▶ [STATED GOAL]
Going through the material below, please gather all lines with the word "vykonajte" in them.

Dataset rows
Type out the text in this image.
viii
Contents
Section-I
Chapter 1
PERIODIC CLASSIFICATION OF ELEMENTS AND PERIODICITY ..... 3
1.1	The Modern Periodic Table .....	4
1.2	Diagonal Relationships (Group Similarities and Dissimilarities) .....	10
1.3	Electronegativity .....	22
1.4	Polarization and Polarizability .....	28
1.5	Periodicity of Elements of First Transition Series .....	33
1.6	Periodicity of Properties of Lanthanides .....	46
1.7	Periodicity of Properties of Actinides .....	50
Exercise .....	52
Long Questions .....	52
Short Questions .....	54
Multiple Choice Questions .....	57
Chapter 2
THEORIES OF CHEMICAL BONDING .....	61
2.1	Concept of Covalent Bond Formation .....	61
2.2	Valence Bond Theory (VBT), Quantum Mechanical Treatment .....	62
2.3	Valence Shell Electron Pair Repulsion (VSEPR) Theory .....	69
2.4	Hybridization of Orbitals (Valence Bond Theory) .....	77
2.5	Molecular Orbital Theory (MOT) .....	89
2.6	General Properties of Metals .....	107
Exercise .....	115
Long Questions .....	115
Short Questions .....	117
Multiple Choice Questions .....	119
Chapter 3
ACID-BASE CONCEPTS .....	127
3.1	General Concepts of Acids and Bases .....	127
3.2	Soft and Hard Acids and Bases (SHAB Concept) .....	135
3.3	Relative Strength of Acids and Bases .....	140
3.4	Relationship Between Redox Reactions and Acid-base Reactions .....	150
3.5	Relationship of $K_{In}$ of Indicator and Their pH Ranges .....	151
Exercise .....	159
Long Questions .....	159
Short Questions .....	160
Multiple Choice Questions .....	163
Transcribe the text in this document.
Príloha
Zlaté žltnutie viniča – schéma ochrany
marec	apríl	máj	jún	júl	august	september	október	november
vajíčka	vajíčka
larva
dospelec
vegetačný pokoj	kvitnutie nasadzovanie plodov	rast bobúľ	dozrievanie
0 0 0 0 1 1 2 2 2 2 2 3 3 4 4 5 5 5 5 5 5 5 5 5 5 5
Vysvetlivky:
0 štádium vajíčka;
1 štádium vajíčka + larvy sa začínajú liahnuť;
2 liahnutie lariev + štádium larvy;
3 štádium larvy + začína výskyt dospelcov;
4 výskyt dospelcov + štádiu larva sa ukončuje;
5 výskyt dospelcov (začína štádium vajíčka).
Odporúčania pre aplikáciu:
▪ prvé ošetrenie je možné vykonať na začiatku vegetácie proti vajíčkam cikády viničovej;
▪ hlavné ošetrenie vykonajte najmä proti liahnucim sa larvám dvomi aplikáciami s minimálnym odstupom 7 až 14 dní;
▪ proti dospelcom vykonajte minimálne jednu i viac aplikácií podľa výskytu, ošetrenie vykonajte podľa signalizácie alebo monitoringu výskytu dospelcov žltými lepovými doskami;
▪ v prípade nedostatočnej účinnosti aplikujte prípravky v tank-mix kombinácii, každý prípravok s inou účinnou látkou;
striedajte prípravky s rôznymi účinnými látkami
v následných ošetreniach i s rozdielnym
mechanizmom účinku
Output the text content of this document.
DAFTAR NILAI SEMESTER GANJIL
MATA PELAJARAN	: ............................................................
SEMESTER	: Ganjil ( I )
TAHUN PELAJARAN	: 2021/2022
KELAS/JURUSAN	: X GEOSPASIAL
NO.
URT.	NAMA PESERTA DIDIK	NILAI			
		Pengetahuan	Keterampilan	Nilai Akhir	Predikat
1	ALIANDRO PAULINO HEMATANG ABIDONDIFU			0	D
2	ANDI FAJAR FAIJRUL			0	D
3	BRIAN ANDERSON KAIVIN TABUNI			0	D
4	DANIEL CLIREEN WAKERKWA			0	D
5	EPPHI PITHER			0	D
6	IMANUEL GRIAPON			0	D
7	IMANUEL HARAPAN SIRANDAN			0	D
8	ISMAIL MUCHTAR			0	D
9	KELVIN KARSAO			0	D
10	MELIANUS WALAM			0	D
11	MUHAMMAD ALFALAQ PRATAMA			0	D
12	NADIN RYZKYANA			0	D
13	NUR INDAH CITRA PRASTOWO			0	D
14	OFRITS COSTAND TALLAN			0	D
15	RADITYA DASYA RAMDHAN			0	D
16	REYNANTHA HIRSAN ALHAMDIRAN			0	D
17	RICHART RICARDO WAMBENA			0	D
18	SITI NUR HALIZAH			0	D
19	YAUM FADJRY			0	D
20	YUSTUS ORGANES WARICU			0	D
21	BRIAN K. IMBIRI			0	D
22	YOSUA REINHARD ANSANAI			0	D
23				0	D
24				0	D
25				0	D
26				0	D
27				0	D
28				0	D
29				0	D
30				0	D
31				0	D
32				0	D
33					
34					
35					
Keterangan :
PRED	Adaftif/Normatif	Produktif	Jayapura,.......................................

▶ [OUTPUT FOR THIS TASK]
▪ hlavné ošetrenie vykonajte najmä proti liahnucim sa larvám dvomi aplikáciami s minimálnym odstupom 7 až 14 dní;
▪ proti dospelcom vykonajte minimálne jednu i viac aplikácií podľa výskytu, ošetrenie vykonajte podľa signalizácie alebo monitoringu výskytu dospelcov žltými lepovými doskami;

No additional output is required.